TASK DESCRIPTION: Of the material below, the lines to be retyped are those from the line containing "Enumerate this screenshot's" through the line containing "Read all visible content and emit it as JSON.", inclusive; reproduce them exactly.

DATA SUPPLIED:
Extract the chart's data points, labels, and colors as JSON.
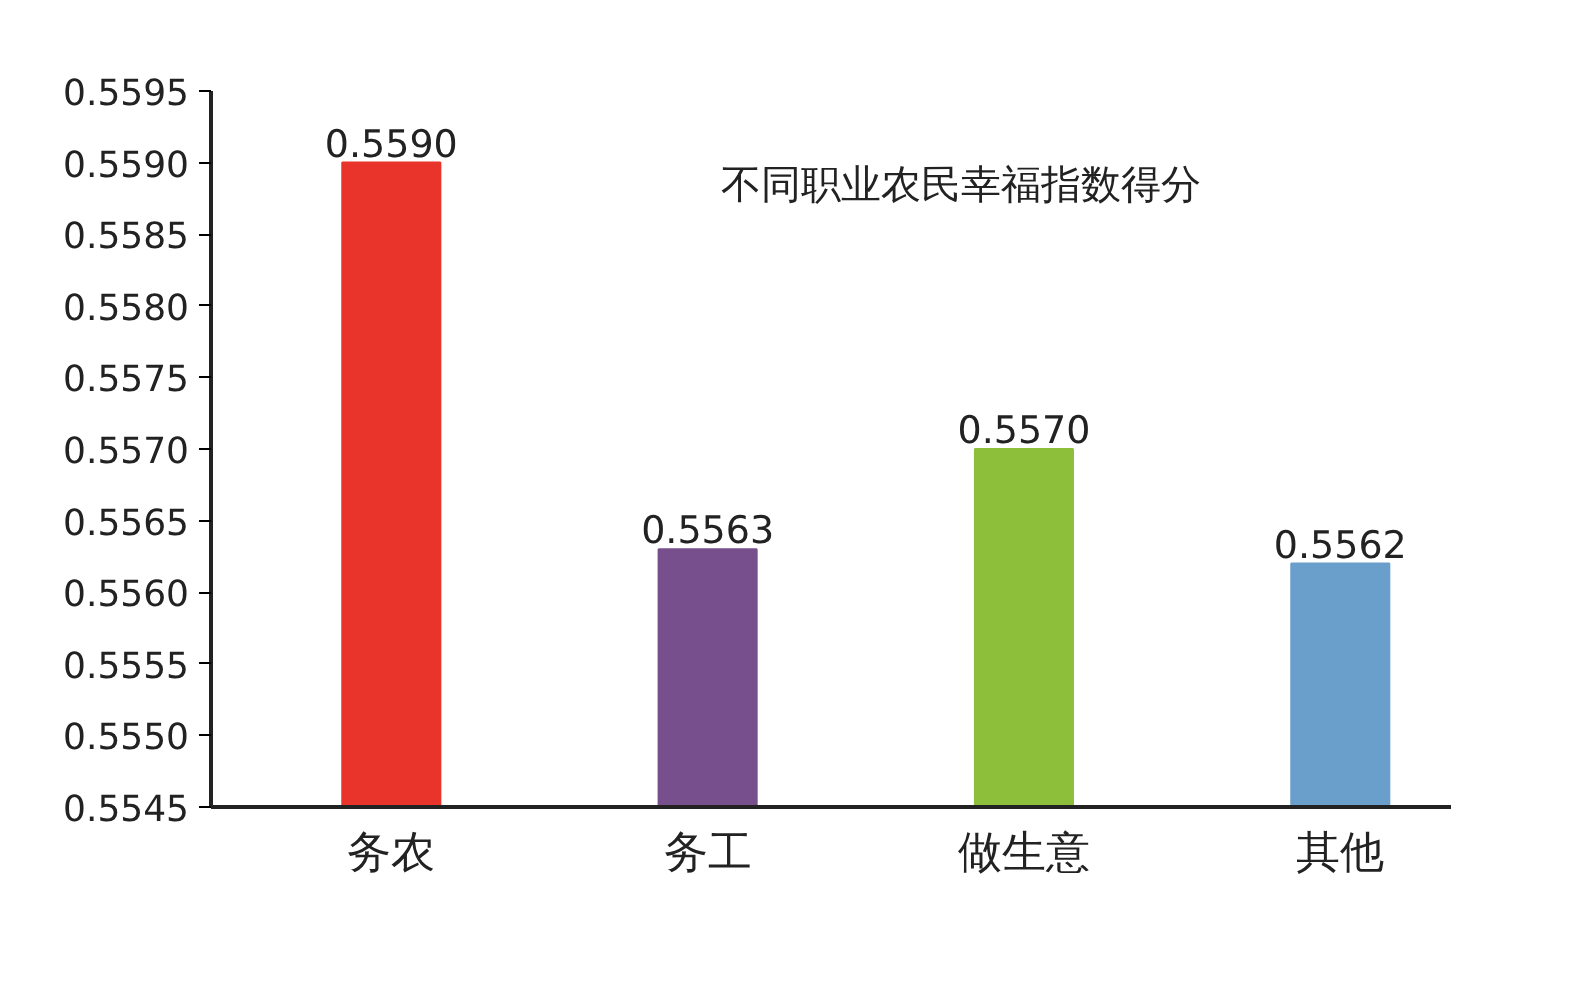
---
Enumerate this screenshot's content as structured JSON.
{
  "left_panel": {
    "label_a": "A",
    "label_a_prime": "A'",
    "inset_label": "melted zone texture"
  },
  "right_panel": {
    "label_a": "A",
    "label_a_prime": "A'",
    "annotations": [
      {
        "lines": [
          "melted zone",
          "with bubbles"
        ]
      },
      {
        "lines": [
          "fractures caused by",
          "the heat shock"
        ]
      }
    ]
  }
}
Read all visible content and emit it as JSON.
---
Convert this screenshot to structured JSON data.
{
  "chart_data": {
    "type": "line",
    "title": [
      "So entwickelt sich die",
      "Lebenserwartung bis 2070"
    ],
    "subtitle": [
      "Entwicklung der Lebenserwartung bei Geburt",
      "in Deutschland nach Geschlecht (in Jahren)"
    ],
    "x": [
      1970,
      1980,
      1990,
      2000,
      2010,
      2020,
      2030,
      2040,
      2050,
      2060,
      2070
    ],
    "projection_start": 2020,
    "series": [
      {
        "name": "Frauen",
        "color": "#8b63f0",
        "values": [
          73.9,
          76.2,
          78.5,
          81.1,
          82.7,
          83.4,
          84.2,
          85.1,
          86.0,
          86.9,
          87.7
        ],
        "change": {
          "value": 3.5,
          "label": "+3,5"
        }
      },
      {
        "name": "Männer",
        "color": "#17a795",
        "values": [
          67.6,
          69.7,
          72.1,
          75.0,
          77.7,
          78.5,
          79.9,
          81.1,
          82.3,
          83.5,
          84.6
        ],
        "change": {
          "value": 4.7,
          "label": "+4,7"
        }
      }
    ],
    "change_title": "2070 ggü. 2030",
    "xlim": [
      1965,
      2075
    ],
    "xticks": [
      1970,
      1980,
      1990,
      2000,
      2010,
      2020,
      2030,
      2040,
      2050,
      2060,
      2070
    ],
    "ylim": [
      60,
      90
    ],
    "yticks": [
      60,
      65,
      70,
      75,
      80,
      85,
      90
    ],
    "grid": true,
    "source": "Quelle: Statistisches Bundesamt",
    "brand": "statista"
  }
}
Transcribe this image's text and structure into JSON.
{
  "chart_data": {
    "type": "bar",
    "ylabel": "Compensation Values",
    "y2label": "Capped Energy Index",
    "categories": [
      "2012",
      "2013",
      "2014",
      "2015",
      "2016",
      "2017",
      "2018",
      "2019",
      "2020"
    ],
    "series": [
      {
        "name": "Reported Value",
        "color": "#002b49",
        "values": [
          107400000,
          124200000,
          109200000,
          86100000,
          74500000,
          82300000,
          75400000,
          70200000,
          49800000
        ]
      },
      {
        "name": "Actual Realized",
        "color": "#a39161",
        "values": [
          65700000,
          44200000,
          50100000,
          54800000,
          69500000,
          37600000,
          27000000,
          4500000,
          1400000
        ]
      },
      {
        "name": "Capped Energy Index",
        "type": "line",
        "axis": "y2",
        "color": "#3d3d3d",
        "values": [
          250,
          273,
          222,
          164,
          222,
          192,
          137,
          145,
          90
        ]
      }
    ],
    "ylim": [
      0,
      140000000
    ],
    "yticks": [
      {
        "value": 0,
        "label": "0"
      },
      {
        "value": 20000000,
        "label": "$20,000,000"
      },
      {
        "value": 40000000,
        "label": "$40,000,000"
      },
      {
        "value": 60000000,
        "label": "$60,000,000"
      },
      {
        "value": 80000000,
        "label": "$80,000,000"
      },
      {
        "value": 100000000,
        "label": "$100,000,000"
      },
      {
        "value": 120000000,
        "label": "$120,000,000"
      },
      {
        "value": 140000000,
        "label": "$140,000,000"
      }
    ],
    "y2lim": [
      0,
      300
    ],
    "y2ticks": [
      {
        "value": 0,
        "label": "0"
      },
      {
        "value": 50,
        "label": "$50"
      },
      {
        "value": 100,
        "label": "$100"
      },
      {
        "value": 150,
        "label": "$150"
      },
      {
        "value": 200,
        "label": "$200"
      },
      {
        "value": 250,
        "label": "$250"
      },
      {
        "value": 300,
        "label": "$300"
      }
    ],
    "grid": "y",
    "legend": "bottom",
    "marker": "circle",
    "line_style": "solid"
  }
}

ANSWER TO THE TASK:
Enumerate this screenshot's content as structured JSON.
{
  "left_panel": {
    "label_a": "A",
    "label_a_prime": "A'",
    "inset_label": "melted zone texture"
  },
  "right_panel": {
    "label_a": "A",
    "label_a_prime": "A'",
    "annotations": [
      {
        "lines": [
          "melted zone",
          "with bubbles"
        ]
      },
      {
        "lines": [
          "fractures caused by",
          "the heat shock"
        ]
      }
    ]
  }
}
Read all visible content and emit it as JSON.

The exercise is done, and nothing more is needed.